GOAL: Copy the following text about the company's accounting officer and audit committee chairman word for word.

ARTICLE:
[START]

Evangelos Monastiriotis has served as our Chief Accounting Officer, pursuant to his employment with DSS, since February 21, 2005. Mr. Monastiriotis joined the accounting department of our fleet manager in 1980 and has been responsible for the preparation of its financial statements. Prior to 1980, Mr. Monastiriotis was employed by the Piraeus branch of Moore Stephens & Co., Chartered Accountants. In 1998, he was elected Vice-President of the Economic Chamber of Greece. Mr. Monastiriotis graduated from the Economic University of Athens in 1974 with a bachelor's degree in Economics and Business Administration.

William (Bill) Lawes has agreed to serve as a Director and the Chairman of our Audit Committee effective as of the closing of our initial public offering in March 2005. Mr. Lawes served as a Managing Director and a member of the Regional Senior Management Board of JPMorgan Chase (London) from 1987 until 2002. Prior to joining JPMorgan Chase, he was Global Head of Shipping Finance at Grindlays Bank. Mr. Lawes is currently a member of the International Maritime Industries' Forum. Mr. Lawes is qualified as a member of the Institute of Chartered Accountants of Scotland.

[END]

DATASET EXTRACT:

[START]

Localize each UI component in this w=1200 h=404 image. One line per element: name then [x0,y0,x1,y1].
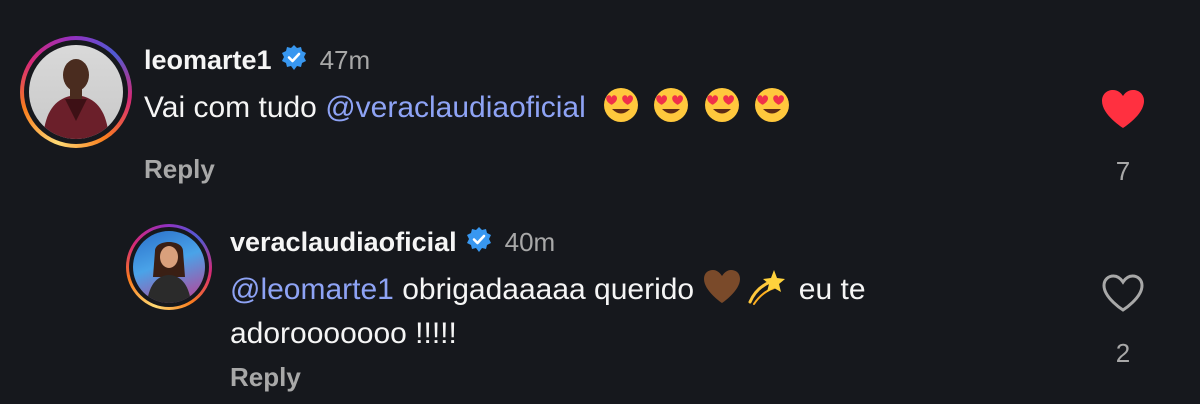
reply-button[interactable]: Reply [230,362,301,393]
heart-eyes-emoji-icon [604,88,639,122]
brown-heart-emoji-icon [704,270,741,303]
comments-thread: leomarte1 47m Vai com tudo @veraclaudiao… [0,0,1200,404]
heart-outline-icon [1102,274,1144,312]
heart-eyes-emoji-icon [654,88,689,122]
comment-text-line: adorooooooo !!!!! [230,317,457,350]
like-count: 7 [1115,156,1131,186]
username[interactable]: veraclaudiaoficial [230,227,457,258]
dizzy-emoji-icon [748,270,786,305]
username[interactable]: leomarte1 [144,45,272,76]
comment-header: veraclaudiaoficial 40m [230,226,555,259]
comment-header: leomarte1 47m [144,44,370,77]
avatar-photo [29,45,123,139]
verified-badge-icon [280,44,308,77]
avatar[interactable] [20,36,132,148]
timestamp: 47m [319,45,371,75]
comment-text: Vai com tudo @veraclaudiaoficial [144,86,795,130]
mention-link[interactable]: @leomarte1 [230,273,394,306]
like-count: 2 [1115,338,1131,368]
comment-text-line: @leomarte1 obrigadaaaaa querido eu te [230,268,866,312]
like-button[interactable] [1100,88,1146,135]
reply-button[interactable]: Reply [144,154,215,185]
avatar-photo [133,231,205,303]
heart-eyes-emoji-icon [755,88,790,122]
heart-filled-icon [1102,90,1144,128]
heart-eyes-emoji-icon [704,88,739,122]
comment-text: @leomarte1 obrigadaaaaa querido eu te ad… [230,268,866,356]
mention-link[interactable]: @veraclaudiaoficial [325,91,586,124]
avatar[interactable] [126,224,212,310]
like-button[interactable] [1100,272,1146,319]
timestamp: 40m [504,227,556,257]
verified-badge-icon [465,226,493,259]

[END]

SOLUTION FOR THIS EXERCISE:
Evangelos Monastiriotis has served as our Chief Accounting Officer, pursuant to his employment with DSS, since February 21, 2005. Mr. Monastiriotis joined the accounting department of our fleet manager in 1980 and has been responsible for the preparation of its financial statements. Prior to 1980, Mr. Monastiriotis was employed by the Piraeus branch of Moore Stephens & Co., Chartered Accountants. In 1998, he was elected Vice-President of the Economic Chamber of Greece. Mr. Monastiriotis graduated from the Economic University of Athens in 1974 with a bachelor's degree in Economics and Business Administration.

William (Bill) Lawes has agreed to serve as a Director and the Chairman of our Audit Committee effective as of the closing of our initial public offering in March 2005. Mr. Lawes served as a Managing Director and a member of the Regional Senior Management Board of JPMorgan Chase (London) from 1987 until 2002. Prior to joining JPMorgan Chase, he was Global Head of Shipping Finance at Grindlays Bank. Mr. Lawes is currently a member of the International Maritime Industries' Forum. Mr. Lawes is qualified as a member of the Institute of Chartered Accountants of Scotland.